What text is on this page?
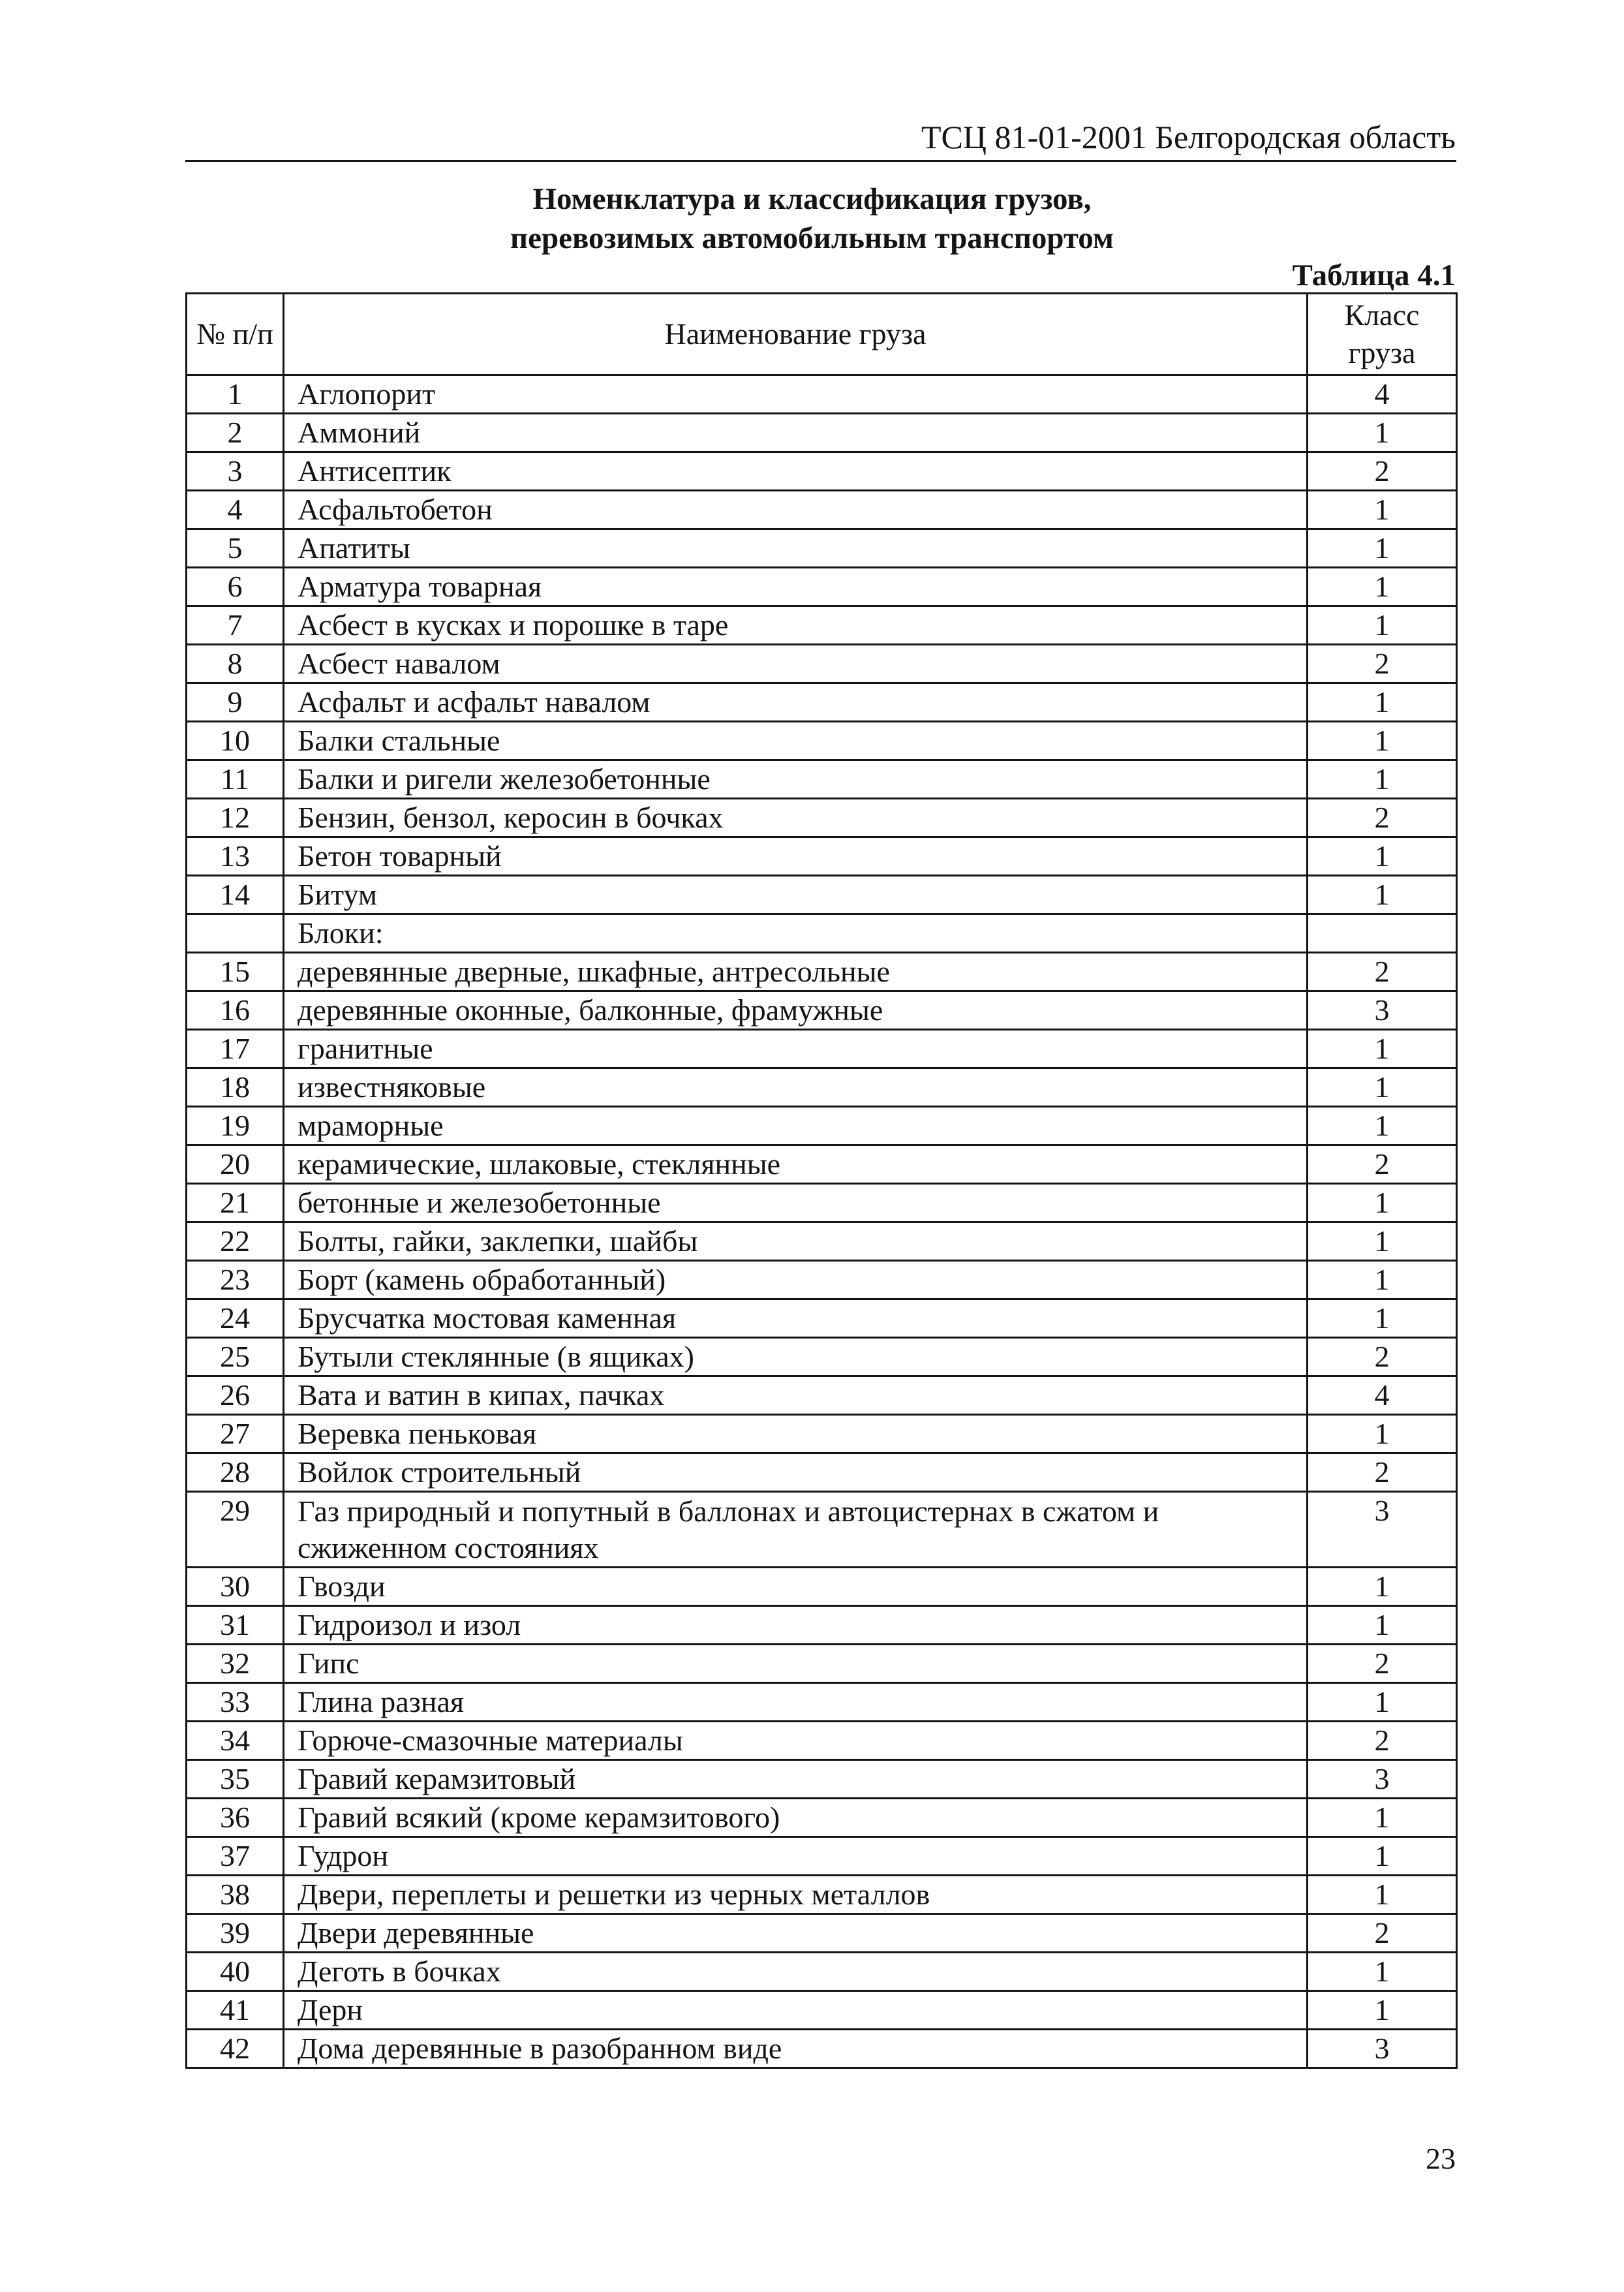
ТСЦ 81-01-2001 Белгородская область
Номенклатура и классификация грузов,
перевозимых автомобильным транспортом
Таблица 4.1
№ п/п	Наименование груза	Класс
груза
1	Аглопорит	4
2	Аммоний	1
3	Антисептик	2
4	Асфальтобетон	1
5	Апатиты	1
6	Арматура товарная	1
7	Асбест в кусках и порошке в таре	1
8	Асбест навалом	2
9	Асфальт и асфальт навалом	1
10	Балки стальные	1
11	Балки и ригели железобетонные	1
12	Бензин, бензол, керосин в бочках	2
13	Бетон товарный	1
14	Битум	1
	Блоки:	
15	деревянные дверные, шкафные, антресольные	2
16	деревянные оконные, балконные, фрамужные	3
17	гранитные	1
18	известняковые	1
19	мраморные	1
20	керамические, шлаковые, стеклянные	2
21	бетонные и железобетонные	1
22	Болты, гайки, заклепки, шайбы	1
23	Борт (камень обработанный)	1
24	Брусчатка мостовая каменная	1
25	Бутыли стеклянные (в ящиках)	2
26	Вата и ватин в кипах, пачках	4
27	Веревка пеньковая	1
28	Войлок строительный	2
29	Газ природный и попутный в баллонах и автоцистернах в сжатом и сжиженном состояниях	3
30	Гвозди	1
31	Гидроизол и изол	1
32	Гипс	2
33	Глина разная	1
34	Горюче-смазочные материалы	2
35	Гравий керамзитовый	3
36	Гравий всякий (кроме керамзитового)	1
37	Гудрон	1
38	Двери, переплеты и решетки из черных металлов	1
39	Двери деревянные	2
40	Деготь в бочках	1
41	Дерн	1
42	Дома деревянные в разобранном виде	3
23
□ □ □
Every line of the material is to be quoted exactly, with no pictures carried over.

What text is on this page?
ТСЦ 81-01-2001 Белгородская область
Номенклатура и классификация грузов,
перевозимых автомобильным транспортом
Таблица 4.1
№ п/п	Наименование груза	Класс
груза
1	Аглопорит	4
2	Аммоний	1
3	Антисептик	2
4	Асфальтобетон	1
5	Апатиты	1
6	Арматура товарная	1
7	Асбест в кусках и порошке в таре	1
8	Асбест навалом	2
9	Асфальт и асфальт навалом	1
10	Балки стальные	1
11	Балки и ригели железобетонные	1
12	Бензин, бензол, керосин в бочках	2
13	Бетон товарный	1
14	Битум	1
	Блоки:	
15	деревянные дверные, шкафные, антресольные	2
16	деревянные оконные, балконные, фрамужные	3
17	гранитные	1
18	известняковые	1
19	мраморные	1
20	керамические, шлаковые, стеклянные	2
21	бетонные и железобетонные	1
22	Болты, гайки, заклепки, шайбы	1
23	Борт (камень обработанный)	1
24	Брусчатка мостовая каменная	1
25	Бутыли стеклянные (в ящиках)	2
26	Вата и ватин в кипах, пачках	4
27	Веревка пеньковая	1
28	Войлок строительный	2
29	Газ природный и попутный в баллонах и автоцистернах в сжатом и сжиженном состояниях	3
30	Гвозди	1
31	Гидроизол и изол	1
32	Гипс	2
33	Глина разная	1
34	Горюче-смазочные материалы	2
35	Гравий керамзитовый	3
36	Гравий всякий (кроме керамзитового)	1
37	Гудрон	1
38	Двери, переплеты и решетки из черных металлов	1
39	Двери деревянные	2
40	Деготь в бочках	1
41	Дерн	1
42	Дома деревянные в разобранном виде	3
23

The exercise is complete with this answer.